* TASK STATEMENT *
An exact copy of all the data is required, with pictures left out.

(Chart and figure data)
>> Start

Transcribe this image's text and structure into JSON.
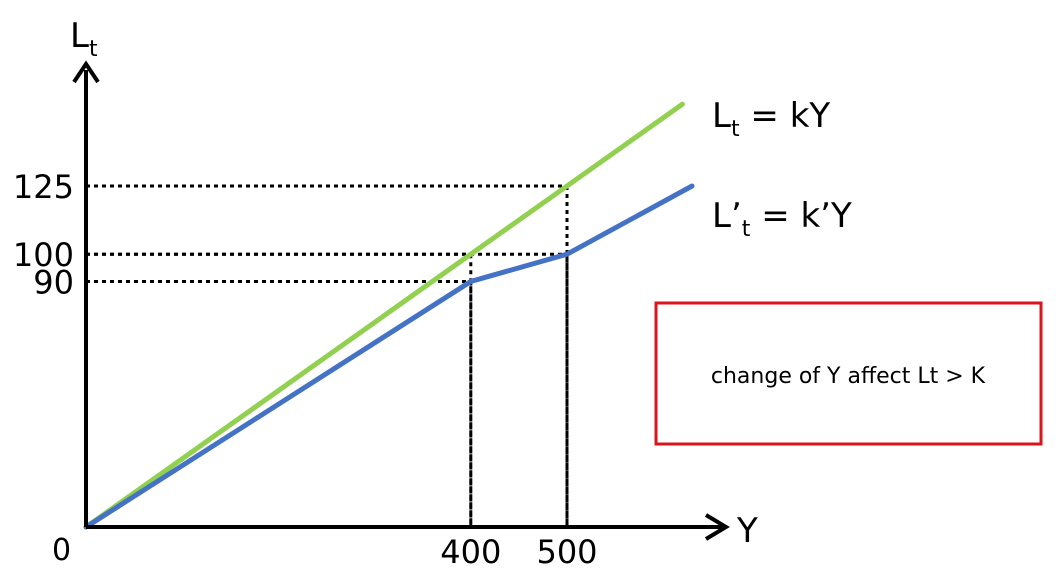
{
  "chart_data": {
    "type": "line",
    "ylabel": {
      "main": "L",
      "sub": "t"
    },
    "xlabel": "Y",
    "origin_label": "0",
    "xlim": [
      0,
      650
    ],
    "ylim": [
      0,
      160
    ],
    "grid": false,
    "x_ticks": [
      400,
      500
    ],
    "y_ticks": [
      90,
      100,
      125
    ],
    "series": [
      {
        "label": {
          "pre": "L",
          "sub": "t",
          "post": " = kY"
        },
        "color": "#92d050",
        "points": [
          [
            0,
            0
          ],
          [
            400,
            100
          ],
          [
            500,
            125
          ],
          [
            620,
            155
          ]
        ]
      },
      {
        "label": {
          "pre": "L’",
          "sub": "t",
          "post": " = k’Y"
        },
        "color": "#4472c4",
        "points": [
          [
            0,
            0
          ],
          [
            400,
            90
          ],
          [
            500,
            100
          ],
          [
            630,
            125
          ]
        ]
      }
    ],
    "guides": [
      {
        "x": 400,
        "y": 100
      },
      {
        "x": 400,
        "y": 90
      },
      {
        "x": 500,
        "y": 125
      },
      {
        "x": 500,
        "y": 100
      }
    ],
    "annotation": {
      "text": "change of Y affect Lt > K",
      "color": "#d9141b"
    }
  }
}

>> End

* FINAL ANSWER *
Transcribe this image's text and structure into JSON.
{
  "chart_data": {
    "type": "line",
    "ylabel": {
      "main": "L",
      "sub": "t"
    },
    "xlabel": "Y",
    "origin_label": "0",
    "xlim": [
      0,
      650
    ],
    "ylim": [
      0,
      160
    ],
    "grid": false,
    "x_ticks": [
      400,
      500
    ],
    "y_ticks": [
      90,
      100,
      125
    ],
    "series": [
      {
        "label": {
          "pre": "L",
          "sub": "t",
          "post": " = kY"
        },
        "color": "#92d050",
        "points": [
          [
            0,
            0
          ],
          [
            400,
            100
          ],
          [
            500,
            125
          ],
          [
            620,
            155
          ]
        ]
      },
      {
        "label": {
          "pre": "L’",
          "sub": "t",
          "post": " = k’Y"
        },
        "color": "#4472c4",
        "points": [
          [
            0,
            0
          ],
          [
            400,
            90
          ],
          [
            500,
            100
          ],
          [
            630,
            125
          ]
        ]
      }
    ],
    "guides": [
      {
        "x": 400,
        "y": 100
      },
      {
        "x": 400,
        "y": 90
      },
      {
        "x": 500,
        "y": 125
      },
      {
        "x": 500,
        "y": 100
      }
    ],
    "annotation": {
      "text": "change of Y affect Lt > K",
      "color": "#d9141b"
    }
  }
}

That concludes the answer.